§ **Your task**
Find the number of lines containing the string "true" in the data. Answer with the number by itself.

§ **Listed records**
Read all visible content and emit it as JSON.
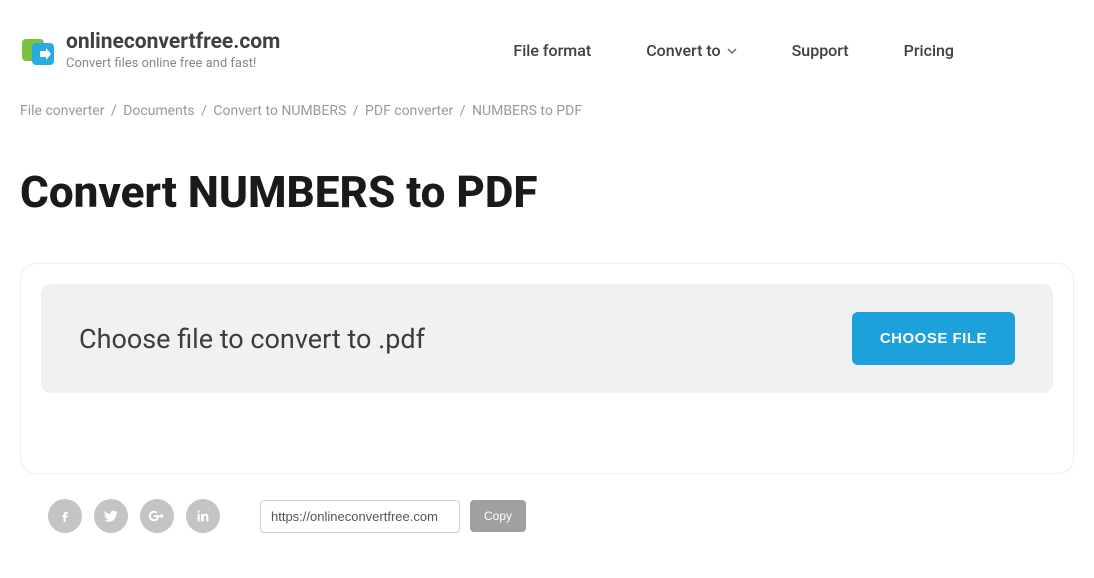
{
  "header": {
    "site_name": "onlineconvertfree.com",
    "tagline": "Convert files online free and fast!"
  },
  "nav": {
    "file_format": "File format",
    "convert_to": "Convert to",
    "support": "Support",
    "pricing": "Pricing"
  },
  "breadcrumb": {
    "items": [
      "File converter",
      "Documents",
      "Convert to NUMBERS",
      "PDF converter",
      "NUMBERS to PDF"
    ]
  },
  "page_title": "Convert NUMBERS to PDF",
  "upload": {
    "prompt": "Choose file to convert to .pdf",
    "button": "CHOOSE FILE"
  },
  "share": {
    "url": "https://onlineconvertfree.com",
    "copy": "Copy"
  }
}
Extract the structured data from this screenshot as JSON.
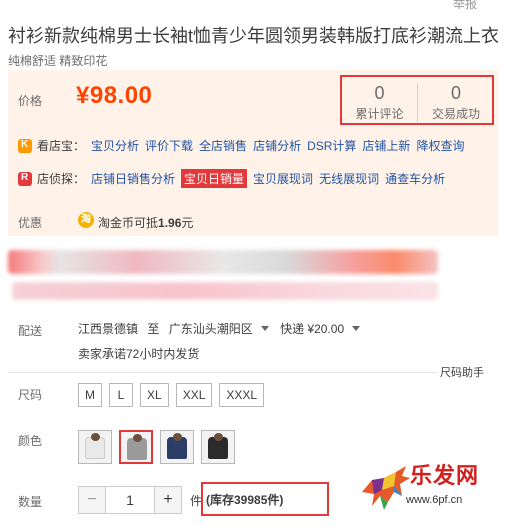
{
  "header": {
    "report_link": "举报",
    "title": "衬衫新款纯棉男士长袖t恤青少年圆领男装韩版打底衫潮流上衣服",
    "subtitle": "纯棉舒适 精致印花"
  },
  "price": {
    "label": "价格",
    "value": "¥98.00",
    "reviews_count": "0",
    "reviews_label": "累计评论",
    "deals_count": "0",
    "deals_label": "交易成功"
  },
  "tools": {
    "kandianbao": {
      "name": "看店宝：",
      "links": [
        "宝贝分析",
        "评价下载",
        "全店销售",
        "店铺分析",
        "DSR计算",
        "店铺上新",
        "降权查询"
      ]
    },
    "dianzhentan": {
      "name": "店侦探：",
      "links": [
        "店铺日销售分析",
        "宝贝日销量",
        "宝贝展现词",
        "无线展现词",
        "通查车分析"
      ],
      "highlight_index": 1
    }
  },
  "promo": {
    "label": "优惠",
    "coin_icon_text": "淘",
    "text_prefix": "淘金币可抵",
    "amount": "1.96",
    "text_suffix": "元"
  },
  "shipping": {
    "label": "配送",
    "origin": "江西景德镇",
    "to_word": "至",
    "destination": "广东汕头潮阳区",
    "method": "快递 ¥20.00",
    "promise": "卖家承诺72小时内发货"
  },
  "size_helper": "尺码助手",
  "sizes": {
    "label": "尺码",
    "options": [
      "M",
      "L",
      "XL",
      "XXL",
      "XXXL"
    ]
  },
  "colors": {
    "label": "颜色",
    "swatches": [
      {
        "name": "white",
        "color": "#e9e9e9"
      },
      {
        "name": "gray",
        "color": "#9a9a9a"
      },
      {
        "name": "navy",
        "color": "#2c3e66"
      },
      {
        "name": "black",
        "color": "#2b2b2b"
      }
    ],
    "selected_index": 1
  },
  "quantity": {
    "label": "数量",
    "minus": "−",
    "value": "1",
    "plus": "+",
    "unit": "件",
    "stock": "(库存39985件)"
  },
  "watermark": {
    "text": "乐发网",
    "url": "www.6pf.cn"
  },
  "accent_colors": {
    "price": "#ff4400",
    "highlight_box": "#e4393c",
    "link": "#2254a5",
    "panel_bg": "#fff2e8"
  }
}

---

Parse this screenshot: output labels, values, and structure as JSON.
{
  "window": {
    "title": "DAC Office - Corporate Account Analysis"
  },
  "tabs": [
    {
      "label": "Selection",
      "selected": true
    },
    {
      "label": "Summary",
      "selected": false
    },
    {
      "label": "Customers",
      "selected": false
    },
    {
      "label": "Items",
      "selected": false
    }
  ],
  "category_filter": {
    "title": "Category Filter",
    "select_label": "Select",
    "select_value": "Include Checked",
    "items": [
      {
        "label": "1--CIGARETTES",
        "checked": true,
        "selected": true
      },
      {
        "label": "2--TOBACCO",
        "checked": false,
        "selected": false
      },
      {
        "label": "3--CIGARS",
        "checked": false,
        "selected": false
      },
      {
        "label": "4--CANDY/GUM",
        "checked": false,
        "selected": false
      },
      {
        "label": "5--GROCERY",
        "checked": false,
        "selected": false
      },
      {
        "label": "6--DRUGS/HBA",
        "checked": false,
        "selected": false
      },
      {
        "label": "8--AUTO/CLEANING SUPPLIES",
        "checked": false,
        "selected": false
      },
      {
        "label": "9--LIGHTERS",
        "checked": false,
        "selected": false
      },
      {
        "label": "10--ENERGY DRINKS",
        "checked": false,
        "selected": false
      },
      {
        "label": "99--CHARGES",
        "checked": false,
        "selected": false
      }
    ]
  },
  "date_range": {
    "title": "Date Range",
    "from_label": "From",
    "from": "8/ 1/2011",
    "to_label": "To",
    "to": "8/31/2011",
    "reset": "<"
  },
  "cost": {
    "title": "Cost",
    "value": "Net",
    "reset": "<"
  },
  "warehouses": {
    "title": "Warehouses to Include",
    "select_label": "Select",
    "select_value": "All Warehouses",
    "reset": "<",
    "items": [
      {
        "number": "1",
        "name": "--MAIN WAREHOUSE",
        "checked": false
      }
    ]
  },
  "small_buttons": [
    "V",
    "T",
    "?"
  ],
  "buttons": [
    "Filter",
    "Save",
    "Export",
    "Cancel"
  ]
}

§ **Task solution**
3